Aim:
Of all the lines in these entries, how many contain the string "органами"? Give only that count.

------------------------------------------------------------

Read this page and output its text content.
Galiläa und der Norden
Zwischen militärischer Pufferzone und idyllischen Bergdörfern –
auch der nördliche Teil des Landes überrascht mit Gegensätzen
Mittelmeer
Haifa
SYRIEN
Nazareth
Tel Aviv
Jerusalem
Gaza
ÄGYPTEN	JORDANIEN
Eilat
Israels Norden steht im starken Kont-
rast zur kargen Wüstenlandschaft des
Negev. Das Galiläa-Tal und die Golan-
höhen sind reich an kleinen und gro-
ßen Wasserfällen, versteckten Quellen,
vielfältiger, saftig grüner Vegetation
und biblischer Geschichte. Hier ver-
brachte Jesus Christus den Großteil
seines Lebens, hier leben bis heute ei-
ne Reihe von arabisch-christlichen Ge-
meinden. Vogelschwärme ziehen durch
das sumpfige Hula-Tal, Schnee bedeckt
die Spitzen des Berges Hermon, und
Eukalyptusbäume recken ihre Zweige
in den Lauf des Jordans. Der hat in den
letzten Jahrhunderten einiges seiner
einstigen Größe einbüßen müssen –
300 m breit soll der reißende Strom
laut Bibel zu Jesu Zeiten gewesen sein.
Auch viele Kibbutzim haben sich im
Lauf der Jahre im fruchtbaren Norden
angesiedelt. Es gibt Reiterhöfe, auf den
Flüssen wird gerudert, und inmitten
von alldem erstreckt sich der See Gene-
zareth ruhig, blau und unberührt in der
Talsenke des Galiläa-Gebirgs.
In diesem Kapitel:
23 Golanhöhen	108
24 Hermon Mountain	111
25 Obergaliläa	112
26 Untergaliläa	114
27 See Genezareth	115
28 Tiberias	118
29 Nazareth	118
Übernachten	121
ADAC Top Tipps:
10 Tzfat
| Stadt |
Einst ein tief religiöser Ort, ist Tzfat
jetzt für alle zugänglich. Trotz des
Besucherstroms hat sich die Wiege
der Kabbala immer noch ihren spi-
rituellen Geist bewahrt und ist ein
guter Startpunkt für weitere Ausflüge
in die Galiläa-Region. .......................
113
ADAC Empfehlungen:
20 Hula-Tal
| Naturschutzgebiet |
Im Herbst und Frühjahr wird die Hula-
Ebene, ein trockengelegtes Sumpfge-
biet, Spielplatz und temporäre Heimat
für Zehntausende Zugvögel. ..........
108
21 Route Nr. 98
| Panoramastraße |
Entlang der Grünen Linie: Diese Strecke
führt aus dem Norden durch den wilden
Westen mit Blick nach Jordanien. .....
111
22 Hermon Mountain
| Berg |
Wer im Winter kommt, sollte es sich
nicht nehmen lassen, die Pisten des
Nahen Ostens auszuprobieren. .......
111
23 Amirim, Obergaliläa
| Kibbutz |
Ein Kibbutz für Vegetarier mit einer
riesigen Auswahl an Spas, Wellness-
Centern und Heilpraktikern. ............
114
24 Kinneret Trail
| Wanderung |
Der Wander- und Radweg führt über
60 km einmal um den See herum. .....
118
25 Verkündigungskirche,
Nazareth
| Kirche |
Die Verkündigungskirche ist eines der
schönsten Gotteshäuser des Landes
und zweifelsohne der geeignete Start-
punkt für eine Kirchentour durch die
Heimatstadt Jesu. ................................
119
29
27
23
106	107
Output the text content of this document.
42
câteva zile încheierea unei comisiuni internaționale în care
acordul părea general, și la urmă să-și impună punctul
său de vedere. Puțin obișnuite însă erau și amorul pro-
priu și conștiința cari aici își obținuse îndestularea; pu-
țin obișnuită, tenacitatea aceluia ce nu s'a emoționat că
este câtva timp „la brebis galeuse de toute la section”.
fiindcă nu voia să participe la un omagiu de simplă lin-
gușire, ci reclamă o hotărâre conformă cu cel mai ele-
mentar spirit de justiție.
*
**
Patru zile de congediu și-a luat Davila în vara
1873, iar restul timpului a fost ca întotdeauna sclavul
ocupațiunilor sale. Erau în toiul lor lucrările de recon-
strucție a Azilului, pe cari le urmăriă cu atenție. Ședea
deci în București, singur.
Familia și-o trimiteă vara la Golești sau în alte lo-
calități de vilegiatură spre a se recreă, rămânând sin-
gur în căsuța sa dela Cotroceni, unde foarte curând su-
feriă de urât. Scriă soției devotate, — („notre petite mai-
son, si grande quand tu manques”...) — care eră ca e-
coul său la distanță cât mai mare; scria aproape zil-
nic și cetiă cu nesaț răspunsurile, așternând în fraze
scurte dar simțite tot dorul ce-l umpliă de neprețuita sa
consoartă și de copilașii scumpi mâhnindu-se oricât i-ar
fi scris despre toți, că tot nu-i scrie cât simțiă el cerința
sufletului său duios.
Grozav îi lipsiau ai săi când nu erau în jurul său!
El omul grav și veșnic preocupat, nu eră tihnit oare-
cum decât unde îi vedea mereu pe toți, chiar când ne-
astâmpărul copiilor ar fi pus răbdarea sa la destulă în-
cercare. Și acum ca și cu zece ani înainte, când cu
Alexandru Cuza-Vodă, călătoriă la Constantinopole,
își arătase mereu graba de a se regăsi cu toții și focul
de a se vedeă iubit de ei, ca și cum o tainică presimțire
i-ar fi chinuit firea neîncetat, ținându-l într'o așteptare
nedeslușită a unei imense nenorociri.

------------------------------------------------------------

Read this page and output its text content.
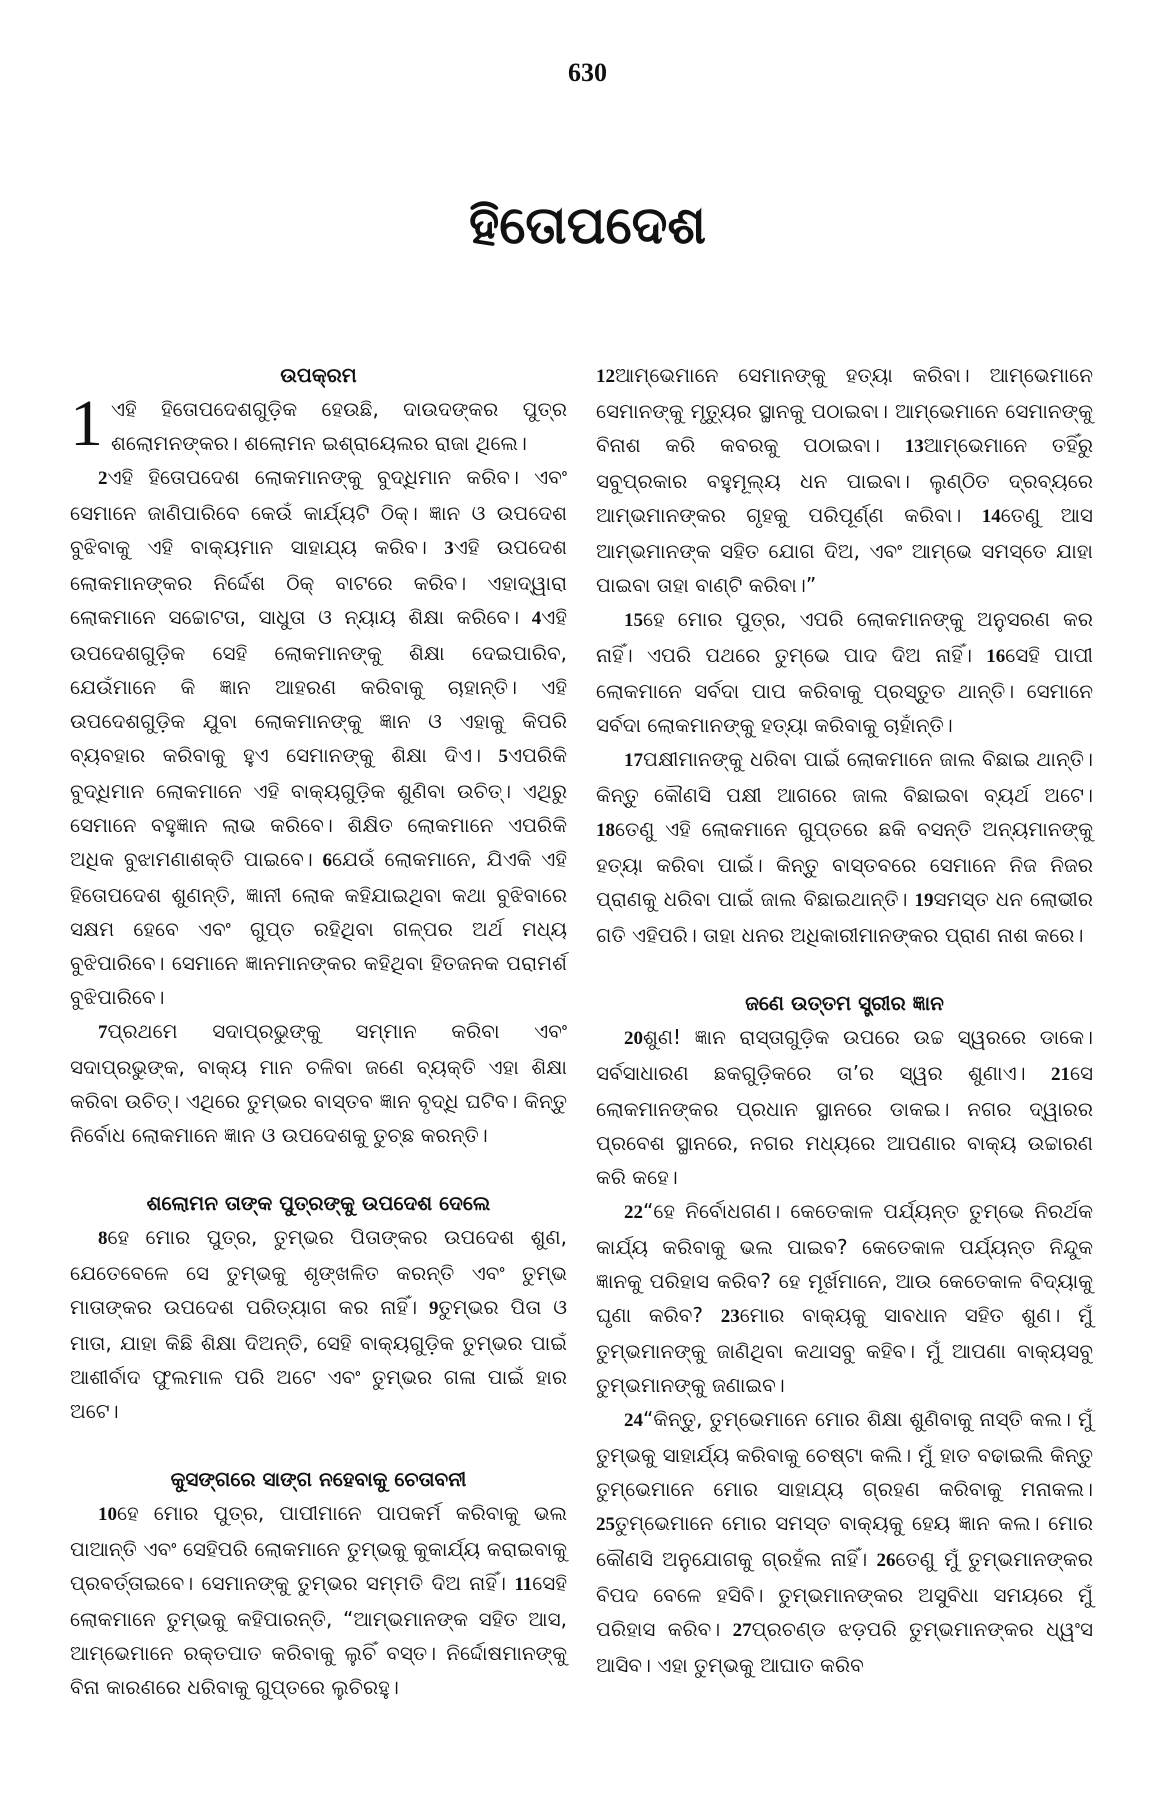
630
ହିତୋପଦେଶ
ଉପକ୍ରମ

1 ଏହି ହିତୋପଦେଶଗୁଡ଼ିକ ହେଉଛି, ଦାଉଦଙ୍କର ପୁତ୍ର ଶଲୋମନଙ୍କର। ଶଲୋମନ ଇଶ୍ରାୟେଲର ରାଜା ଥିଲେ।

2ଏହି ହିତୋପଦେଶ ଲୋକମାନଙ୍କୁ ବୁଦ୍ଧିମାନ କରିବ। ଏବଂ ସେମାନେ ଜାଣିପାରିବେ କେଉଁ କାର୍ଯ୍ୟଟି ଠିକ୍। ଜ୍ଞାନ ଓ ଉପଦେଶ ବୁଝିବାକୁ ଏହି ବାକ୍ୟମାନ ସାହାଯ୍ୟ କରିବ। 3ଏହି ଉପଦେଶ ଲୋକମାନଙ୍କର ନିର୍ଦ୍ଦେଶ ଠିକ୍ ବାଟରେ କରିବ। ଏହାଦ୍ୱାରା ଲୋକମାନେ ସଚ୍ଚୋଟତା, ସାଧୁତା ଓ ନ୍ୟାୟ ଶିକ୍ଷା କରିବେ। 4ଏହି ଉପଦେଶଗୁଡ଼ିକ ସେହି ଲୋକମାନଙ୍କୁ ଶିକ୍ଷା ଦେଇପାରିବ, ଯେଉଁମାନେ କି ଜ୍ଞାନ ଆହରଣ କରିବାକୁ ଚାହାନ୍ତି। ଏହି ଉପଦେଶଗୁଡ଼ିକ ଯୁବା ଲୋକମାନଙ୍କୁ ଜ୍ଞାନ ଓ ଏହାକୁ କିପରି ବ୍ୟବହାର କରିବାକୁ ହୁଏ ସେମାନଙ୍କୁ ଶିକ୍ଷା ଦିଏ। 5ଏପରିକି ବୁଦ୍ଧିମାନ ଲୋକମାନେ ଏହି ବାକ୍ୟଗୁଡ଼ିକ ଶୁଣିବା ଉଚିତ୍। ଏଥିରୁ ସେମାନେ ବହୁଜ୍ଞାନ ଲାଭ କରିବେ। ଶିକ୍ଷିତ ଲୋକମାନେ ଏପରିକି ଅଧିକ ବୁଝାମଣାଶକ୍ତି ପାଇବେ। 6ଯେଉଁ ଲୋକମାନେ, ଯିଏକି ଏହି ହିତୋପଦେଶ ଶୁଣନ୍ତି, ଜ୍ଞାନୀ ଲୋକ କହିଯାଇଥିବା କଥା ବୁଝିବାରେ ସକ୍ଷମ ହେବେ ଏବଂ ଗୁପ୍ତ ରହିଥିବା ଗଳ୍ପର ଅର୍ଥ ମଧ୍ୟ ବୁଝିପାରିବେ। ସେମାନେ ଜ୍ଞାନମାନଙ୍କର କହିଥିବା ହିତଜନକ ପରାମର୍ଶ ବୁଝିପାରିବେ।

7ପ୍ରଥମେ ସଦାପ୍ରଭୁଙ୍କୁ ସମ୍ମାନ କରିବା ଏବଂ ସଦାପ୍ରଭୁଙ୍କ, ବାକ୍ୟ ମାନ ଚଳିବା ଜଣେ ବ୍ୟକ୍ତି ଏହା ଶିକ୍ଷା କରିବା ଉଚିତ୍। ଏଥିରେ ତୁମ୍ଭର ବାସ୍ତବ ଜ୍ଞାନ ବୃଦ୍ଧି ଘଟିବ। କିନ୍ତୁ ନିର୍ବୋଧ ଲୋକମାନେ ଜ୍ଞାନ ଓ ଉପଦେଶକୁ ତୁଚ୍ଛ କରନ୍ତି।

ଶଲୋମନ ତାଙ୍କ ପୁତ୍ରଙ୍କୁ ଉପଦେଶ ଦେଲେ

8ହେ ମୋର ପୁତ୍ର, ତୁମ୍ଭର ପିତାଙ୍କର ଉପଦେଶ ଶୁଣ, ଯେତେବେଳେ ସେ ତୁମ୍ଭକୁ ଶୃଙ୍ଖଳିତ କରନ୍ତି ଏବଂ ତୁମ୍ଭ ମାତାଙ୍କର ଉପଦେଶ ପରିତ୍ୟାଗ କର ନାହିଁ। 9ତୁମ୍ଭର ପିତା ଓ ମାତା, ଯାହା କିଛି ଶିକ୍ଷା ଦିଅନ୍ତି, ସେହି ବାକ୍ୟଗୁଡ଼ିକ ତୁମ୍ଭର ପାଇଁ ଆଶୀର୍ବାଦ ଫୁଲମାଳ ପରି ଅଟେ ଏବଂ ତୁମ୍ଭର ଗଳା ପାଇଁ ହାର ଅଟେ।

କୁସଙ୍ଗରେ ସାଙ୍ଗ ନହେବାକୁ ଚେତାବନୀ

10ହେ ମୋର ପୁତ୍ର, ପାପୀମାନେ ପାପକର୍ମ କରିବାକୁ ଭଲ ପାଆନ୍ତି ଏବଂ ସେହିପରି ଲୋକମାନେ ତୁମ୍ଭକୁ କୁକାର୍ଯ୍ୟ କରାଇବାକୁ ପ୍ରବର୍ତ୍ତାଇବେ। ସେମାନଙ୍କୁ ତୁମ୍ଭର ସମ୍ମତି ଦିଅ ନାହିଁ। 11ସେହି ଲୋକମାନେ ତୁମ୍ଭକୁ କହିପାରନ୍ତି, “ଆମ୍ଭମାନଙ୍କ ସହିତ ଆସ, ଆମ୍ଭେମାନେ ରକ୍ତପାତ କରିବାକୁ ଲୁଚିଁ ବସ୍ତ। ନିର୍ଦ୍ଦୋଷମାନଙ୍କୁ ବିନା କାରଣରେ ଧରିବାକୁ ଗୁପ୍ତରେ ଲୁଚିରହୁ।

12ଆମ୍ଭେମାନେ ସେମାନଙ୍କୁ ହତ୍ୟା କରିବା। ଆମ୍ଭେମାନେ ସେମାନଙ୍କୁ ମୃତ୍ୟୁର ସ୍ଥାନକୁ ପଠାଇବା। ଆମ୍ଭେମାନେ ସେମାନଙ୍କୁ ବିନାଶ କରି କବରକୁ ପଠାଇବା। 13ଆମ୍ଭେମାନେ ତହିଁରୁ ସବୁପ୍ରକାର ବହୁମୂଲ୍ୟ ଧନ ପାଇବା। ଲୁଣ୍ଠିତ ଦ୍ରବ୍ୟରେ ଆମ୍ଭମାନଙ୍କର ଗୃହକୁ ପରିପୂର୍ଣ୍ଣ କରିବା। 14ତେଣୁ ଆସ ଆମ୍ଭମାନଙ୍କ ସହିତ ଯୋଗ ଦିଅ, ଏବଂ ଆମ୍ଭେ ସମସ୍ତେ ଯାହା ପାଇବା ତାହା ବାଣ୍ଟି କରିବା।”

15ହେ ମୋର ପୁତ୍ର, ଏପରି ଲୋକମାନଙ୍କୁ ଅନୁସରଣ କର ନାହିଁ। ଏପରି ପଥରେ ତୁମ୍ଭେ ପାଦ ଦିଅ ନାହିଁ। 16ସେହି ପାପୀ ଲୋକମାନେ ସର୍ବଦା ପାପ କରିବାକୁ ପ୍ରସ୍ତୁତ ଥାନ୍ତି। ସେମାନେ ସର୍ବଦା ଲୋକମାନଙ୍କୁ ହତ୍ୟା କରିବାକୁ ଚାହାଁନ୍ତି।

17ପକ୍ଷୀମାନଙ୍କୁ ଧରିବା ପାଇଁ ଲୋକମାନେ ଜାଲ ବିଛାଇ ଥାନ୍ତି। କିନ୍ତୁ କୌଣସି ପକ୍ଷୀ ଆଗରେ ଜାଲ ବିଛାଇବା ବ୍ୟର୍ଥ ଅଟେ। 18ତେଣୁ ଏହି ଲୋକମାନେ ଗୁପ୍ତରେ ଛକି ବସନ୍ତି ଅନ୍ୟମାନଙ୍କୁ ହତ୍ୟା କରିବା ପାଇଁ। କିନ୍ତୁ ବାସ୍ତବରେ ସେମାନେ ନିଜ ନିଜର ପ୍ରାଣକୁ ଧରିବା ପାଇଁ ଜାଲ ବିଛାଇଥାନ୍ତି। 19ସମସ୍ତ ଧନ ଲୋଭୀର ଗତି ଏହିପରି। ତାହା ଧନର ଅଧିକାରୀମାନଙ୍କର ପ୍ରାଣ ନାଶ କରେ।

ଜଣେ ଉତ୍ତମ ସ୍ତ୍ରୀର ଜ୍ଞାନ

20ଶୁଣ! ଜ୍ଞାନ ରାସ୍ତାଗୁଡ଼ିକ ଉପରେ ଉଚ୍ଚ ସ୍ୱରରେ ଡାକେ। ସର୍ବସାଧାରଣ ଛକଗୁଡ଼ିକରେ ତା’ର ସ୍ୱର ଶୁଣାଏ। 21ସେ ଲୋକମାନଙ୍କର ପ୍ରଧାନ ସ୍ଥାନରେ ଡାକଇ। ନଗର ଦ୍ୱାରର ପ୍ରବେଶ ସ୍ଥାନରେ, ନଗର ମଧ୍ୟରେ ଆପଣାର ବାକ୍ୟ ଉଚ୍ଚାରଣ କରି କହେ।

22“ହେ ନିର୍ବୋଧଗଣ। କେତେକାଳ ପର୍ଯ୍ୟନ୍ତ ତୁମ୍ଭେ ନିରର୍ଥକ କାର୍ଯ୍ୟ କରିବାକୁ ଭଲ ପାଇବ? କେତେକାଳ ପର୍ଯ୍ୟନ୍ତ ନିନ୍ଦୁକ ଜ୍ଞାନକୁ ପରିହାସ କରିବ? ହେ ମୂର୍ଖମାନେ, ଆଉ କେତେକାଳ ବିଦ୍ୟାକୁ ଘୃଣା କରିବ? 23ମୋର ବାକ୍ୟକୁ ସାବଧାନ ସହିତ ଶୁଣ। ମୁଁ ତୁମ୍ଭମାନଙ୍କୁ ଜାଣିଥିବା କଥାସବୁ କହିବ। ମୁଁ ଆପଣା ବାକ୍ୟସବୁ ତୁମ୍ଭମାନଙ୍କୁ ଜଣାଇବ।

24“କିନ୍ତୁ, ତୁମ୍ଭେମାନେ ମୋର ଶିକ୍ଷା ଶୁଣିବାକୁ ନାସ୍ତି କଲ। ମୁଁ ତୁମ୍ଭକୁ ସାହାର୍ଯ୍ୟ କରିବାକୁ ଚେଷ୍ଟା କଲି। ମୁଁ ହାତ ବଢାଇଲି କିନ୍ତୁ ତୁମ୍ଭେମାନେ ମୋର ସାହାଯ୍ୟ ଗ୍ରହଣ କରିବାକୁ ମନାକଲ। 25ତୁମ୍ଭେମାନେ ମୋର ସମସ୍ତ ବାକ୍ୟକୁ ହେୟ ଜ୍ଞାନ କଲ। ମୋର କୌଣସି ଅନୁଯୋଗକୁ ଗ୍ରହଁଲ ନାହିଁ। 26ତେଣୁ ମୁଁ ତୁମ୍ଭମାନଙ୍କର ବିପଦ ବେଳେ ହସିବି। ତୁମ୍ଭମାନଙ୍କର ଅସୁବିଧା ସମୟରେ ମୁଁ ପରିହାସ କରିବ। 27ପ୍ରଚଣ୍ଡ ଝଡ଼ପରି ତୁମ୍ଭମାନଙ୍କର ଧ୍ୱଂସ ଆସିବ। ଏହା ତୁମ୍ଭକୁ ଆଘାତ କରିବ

------------------------------------------------------------

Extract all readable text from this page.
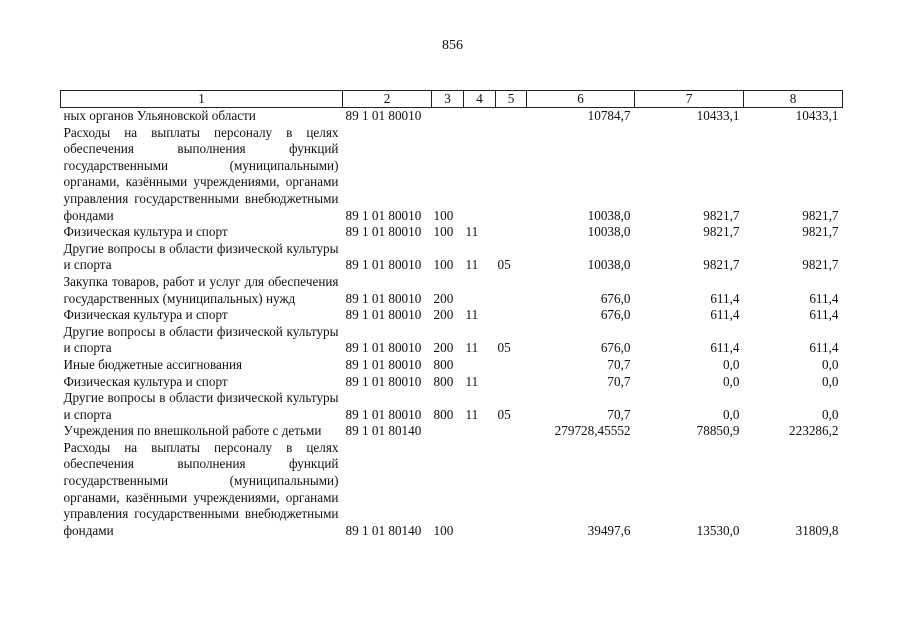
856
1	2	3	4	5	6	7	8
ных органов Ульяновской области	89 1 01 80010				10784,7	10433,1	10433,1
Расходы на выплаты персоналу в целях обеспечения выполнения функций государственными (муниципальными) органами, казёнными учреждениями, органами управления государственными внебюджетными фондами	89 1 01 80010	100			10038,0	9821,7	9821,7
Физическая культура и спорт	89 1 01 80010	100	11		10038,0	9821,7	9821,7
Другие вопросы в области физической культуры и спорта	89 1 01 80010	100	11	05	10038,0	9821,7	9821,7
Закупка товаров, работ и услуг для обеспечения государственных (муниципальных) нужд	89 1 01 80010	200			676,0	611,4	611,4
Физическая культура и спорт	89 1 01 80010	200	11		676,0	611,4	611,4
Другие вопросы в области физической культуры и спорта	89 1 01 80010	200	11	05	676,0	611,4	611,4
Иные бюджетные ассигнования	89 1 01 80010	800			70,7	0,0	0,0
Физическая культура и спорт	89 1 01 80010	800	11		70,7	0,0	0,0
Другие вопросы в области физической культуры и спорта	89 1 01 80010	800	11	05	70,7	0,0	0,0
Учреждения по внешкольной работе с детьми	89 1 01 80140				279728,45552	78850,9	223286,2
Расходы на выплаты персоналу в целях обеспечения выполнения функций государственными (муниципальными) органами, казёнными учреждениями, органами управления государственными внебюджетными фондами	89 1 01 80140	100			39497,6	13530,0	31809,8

------------------------------------------------------------

Response:
2